= EXERCISE GOAL =
Reproduce the data exactly and drop any pictures it holds.

--*--

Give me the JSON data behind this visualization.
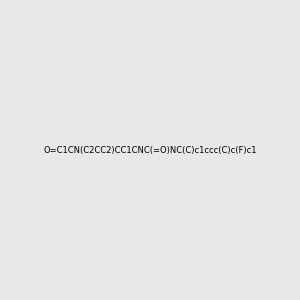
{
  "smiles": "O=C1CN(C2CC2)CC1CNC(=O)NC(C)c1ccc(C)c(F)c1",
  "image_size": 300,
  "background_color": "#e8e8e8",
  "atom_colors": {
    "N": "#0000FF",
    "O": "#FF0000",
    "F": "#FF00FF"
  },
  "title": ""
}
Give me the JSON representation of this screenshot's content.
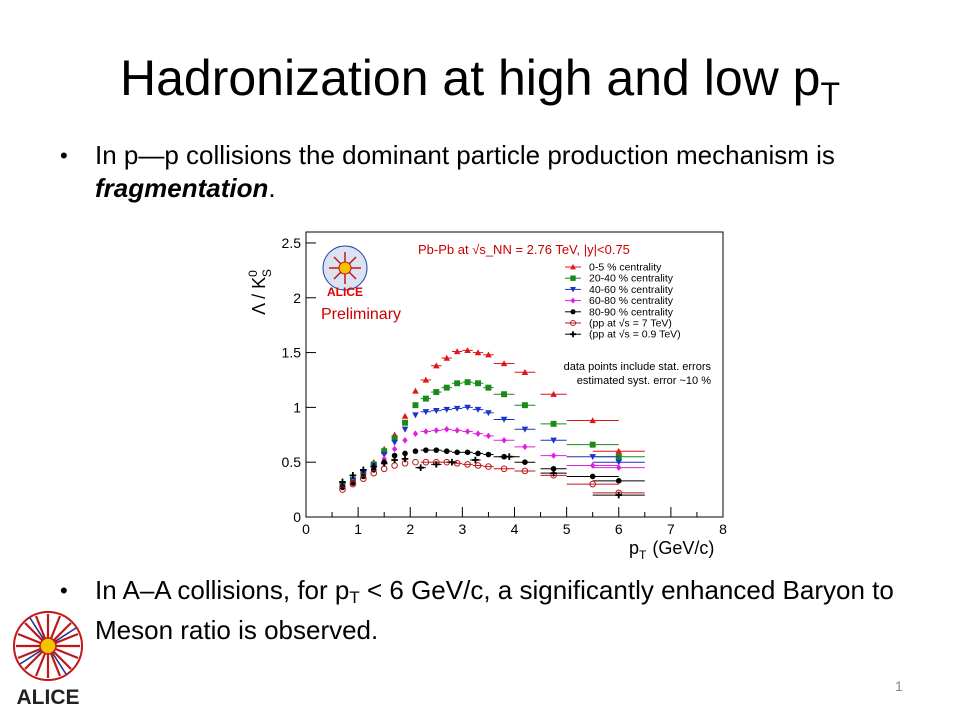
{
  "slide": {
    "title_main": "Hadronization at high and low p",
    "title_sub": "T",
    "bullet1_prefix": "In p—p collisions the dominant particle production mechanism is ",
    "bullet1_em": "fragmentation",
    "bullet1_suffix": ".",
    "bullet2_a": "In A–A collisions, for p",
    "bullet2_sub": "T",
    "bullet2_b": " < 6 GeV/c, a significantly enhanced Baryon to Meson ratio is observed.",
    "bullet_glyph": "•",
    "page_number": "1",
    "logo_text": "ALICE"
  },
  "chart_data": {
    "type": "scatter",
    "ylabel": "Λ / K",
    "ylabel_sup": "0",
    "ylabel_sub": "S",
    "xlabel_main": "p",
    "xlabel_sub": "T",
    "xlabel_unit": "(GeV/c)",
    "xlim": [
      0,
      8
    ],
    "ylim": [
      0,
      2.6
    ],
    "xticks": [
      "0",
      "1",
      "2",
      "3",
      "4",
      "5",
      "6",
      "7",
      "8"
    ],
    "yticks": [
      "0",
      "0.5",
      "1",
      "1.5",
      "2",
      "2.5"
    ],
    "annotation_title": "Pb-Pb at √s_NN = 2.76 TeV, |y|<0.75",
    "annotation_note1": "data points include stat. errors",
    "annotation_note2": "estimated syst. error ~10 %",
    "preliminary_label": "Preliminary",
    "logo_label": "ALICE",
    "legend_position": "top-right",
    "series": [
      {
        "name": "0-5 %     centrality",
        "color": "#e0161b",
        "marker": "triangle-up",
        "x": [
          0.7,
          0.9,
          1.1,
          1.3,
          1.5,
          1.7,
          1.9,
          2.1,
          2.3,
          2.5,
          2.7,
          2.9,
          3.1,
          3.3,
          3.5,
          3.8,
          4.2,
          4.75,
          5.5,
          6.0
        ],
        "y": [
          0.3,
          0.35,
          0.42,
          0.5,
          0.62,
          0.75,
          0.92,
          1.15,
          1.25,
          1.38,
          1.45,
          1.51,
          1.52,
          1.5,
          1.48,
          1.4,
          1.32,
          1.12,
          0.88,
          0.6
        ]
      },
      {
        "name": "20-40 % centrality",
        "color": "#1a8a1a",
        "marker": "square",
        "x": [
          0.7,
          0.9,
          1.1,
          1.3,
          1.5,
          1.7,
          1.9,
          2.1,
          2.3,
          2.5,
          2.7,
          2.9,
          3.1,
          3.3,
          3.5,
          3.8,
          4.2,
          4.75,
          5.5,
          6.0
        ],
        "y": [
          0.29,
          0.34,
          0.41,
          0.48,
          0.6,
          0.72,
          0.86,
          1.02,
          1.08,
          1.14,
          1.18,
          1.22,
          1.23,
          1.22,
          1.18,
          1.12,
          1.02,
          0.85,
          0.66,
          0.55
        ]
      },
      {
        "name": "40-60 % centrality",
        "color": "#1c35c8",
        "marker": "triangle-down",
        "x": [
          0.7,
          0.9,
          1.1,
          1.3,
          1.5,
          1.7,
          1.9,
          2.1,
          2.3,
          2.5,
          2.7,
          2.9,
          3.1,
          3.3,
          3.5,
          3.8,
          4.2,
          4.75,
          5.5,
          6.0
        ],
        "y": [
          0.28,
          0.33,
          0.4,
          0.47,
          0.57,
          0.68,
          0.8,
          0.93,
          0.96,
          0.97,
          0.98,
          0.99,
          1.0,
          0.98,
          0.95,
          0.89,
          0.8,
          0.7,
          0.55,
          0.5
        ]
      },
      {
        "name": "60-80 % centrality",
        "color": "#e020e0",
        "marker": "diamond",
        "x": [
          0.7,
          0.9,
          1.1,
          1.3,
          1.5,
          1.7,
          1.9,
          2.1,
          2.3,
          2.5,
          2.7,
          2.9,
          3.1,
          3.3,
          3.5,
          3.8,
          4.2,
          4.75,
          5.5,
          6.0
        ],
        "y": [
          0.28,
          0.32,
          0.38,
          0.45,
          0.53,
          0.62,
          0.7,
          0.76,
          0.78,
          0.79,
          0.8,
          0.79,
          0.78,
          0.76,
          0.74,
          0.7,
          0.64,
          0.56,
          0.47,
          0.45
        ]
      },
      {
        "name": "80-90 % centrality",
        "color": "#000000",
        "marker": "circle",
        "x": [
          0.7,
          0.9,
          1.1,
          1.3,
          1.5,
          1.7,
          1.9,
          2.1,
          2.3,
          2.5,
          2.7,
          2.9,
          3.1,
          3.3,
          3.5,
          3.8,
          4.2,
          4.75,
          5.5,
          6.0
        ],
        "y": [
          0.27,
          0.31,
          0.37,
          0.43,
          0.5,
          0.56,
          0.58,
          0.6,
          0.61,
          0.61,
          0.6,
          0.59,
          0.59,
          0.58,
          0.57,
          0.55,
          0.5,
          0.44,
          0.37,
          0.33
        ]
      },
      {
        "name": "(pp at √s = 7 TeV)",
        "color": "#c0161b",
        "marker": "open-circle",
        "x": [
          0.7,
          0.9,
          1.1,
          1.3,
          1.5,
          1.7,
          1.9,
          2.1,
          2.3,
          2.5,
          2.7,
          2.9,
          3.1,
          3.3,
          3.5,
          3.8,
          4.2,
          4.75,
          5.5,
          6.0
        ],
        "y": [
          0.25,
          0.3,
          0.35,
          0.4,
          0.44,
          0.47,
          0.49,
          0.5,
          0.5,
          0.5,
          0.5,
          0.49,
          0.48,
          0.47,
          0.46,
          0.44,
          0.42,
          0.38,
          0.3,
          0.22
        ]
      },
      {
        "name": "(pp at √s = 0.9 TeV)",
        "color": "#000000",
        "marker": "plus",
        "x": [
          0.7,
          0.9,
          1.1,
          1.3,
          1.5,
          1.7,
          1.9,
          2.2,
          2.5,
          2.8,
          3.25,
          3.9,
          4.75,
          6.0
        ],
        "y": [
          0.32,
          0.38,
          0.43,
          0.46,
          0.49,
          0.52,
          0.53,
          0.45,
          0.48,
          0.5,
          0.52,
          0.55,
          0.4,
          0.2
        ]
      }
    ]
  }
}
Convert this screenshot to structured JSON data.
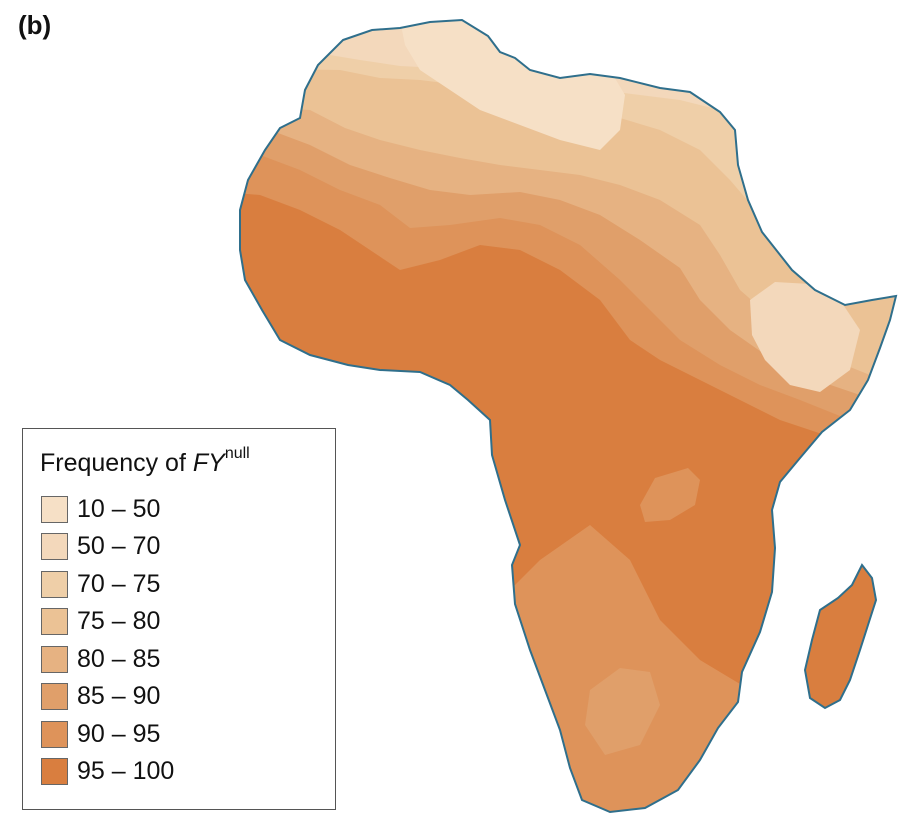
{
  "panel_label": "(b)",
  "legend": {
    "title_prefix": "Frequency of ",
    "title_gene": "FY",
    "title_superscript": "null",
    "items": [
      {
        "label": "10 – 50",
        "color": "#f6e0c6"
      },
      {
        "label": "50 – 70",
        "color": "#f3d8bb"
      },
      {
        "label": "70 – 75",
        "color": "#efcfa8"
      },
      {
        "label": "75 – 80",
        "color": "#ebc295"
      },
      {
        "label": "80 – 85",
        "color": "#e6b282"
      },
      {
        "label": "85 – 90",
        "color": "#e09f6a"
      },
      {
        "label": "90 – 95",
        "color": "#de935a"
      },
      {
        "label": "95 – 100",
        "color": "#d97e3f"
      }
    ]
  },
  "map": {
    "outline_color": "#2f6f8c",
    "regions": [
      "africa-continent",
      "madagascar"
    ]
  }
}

--*--

= COMPLETE OUTPUT =
Give me the JSON data behind this visualization.
{
  "smiles": "O=C1CN(C2CC2)CC1CNC(=O)NC(C)c1ccc(C)c(F)c1",
  "image_size": 300,
  "background_color": "#e8e8e8",
  "atom_colors": {
    "N": "#0000FF",
    "O": "#FF0000",
    "F": "#FF00FF"
  },
  "title": ""
}
Give me the JSON representation of this screenshot's content.
{
  "slide": {
    "title_main": "Hadronization at high and low p",
    "title_sub": "T",
    "bullet1_prefix": "In p—p collisions the dominant particle production mechanism is ",
    "bullet1_em": "fragmentation",
    "bullet1_suffix": ".",
    "bullet2_a": "In A–A collisions, for p",
    "bullet2_sub": "T",
    "bullet2_b": " < 6 GeV/c, a significantly enhanced Baryon to Meson ratio is observed.",
    "bullet_glyph": "•",
    "page_number": "1",
    "logo_text": "ALICE"
  },
  "chart_data": {
    "type": "scatter",
    "ylabel": "Λ / K",
    "ylabel_sup": "0",
    "ylabel_sub": "S",
    "xlabel_main": "p",
    "xlabel_sub": "T",
    "xlabel_unit": "(GeV/c)",
    "xlim": [
      0,
      8
    ],
    "ylim": [
      0,
      2.6
    ],
    "xticks": [
      "0",
      "1",
      "2",
      "3",
      "4",
      "5",
      "6",
      "7",
      "8"
    ],
    "yticks": [
      "0",
      "0.5",
      "1",
      "1.5",
      "2",
      "2.5"
    ],
    "annotation_title": "Pb-Pb at √s_NN = 2.76 TeV, |y|<0.75",
    "annotation_note1": "data points include stat. errors",
    "annotation_note2": "estimated syst. error ~10 %",
    "preliminary_label": "Preliminary",
    "logo_label": "ALICE",
    "legend_position": "top-right",
    "series": [
      {
        "name": "0-5 %     centrality",
        "color": "#e0161b",
        "marker": "triangle-up",
        "x": [
          0.7,
          0.9,
          1.1,
          1.3,
          1.5,
          1.7,
          1.9,
          2.1,
          2.3,
          2.5,
          2.7,
          2.9,
          3.1,
          3.3,
          3.5,
          3.8,
          4.2,
          4.75,
          5.5,
          6.0
        ],
        "y": [
          0.3,
          0.35,
          0.42,
          0.5,
          0.62,
          0.75,
          0.92,
          1.15,
          1.25,
          1.38,
          1.45,
          1.51,
          1.52,
          1.5,
          1.48,
          1.4,
          1.32,
          1.12,
          0.88,
          0.6
        ]
      },
      {
        "name": "20-40 % centrality",
        "color": "#1a8a1a",
        "marker": "square",
        "x": [
          0.7,
          0.9,
          1.1,
          1.3,
          1.5,
          1.7,
          1.9,
          2.1,
          2.3,
          2.5,
          2.7,
          2.9,
          3.1,
          3.3,
          3.5,
          3.8,
          4.2,
          4.75,
          5.5,
          6.0
        ],
        "y": [
          0.29,
          0.34,
          0.41,
          0.48,
          0.6,
          0.72,
          0.86,
          1.02,
          1.08,
          1.14,
          1.18,
          1.22,
          1.23,
          1.22,
          1.18,
          1.12,
          1.02,
          0.85,
          0.66,
          0.55
        ]
      },
      {
        "name": "40-60 % centrality",
        "color": "#1c35c8",
        "marker": "triangle-down",
        "x": [
          0.7,
          0.9,
          1.1,
          1.3,
          1.5,
          1.7,
          1.9,
          2.1,
          2.3,
          2.5,
          2.7,
          2.9,
          3.1,
          3.3,
          3.5,
          3.8,
          4.2,
          4.75,
          5.5,
          6.0
        ],
        "y": [
          0.28,
          0.33,
          0.4,
          0.47,
          0.57,
          0.68,
          0.8,
          0.93,
          0.96,
          0.97,
          0.98,
          0.99,
          1.0,
          0.98,
          0.95,
          0.89,
          0.8,
          0.7,
          0.55,
          0.5
        ]
      },
      {
        "name": "60-80 % centrality",
        "color": "#e020e0",
        "marker": "diamond",
        "x": [
          0.7,
          0.9,
          1.1,
          1.3,
          1.5,
          1.7,
          1.9,
          2.1,
          2.3,
          2.5,
          2.7,
          2.9,
          3.1,
          3.3,
          3.5,
          3.8,
          4.2,
          4.75,
          5.5,
          6.0
        ],
        "y": [
          0.28,
          0.32,
          0.38,
          0.45,
          0.53,
          0.62,
          0.7,
          0.76,
          0.78,
          0.79,
          0.8,
          0.79,
          0.78,
          0.76,
          0.74,
          0.7,
          0.64,
          0.56,
          0.47,
          0.45
        ]
      },
      {
        "name": "80-90 % centrality",
        "color": "#000000",
        "marker": "circle",
        "x": [
          0.7,
          0.9,
          1.1,
          1.3,
          1.5,
          1.7,
          1.9,
          2.1,
          2.3,
          2.5,
          2.7,
          2.9,
          3.1,
          3.3,
          3.5,
          3.8,
          4.2,
          4.75,
          5.5,
          6.0
        ],
        "y": [
          0.27,
          0.31,
          0.37,
          0.43,
          0.5,
          0.56,
          0.58,
          0.6,
          0.61,
          0.61,
          0.6,
          0.59,
          0.59,
          0.58,
          0.57,
          0.55,
          0.5,
          0.44,
          0.37,
          0.33
        ]
      },
      {
        "name": "(pp at √s = 7 TeV)",
        "color": "#c0161b",
        "marker": "open-circle",
        "x": [
          0.7,
          0.9,
          1.1,
          1.3,
          1.5,
          1.7,
          1.9,
          2.1,
          2.3,
          2.5,
          2.7,
          2.9,
          3.1,
          3.3,
          3.5,
          3.8,
          4.2,
          4.75,
          5.5,
          6.0
        ],
        "y": [
          0.25,
          0.3,
          0.35,
          0.4,
          0.44,
          0.47,
          0.49,
          0.5,
          0.5,
          0.5,
          0.5,
          0.49,
          0.48,
          0.47,
          0.46,
          0.44,
          0.42,
          0.38,
          0.3,
          0.22
        ]
      },
      {
        "name": "(pp at √s = 0.9 TeV)",
        "color": "#000000",
        "marker": "plus",
        "x": [
          0.7,
          0.9,
          1.1,
          1.3,
          1.5,
          1.7,
          1.9,
          2.2,
          2.5,
          2.8,
          3.25,
          3.9,
          4.75,
          6.0
        ],
        "y": [
          0.32,
          0.38,
          0.43,
          0.46,
          0.49,
          0.52,
          0.53,
          0.45,
          0.48,
          0.5,
          0.52,
          0.55,
          0.4,
          0.2
        ]
      }
    ]
  }
}
Convert this screenshot to structured JSON data.
{
  "panel_label": "(b)",
  "legend": {
    "title_prefix": "Frequency of ",
    "title_gene": "FY",
    "title_superscript": "null",
    "items": [
      {
        "label": "10 – 50",
        "color": "#f6e0c6"
      },
      {
        "label": "50 – 70",
        "color": "#f3d8bb"
      },
      {
        "label": "70 – 75",
        "color": "#efcfa8"
      },
      {
        "label": "75 – 80",
        "color": "#ebc295"
      },
      {
        "label": "80 – 85",
        "color": "#e6b282"
      },
      {
        "label": "85 – 90",
        "color": "#e09f6a"
      },
      {
        "label": "90 – 95",
        "color": "#de935a"
      },
      {
        "label": "95 – 100",
        "color": "#d97e3f"
      }
    ]
  },
  "map": {
    "outline_color": "#2f6f8c",
    "regions": [
      "africa-continent",
      "madagascar"
    ]
  }
}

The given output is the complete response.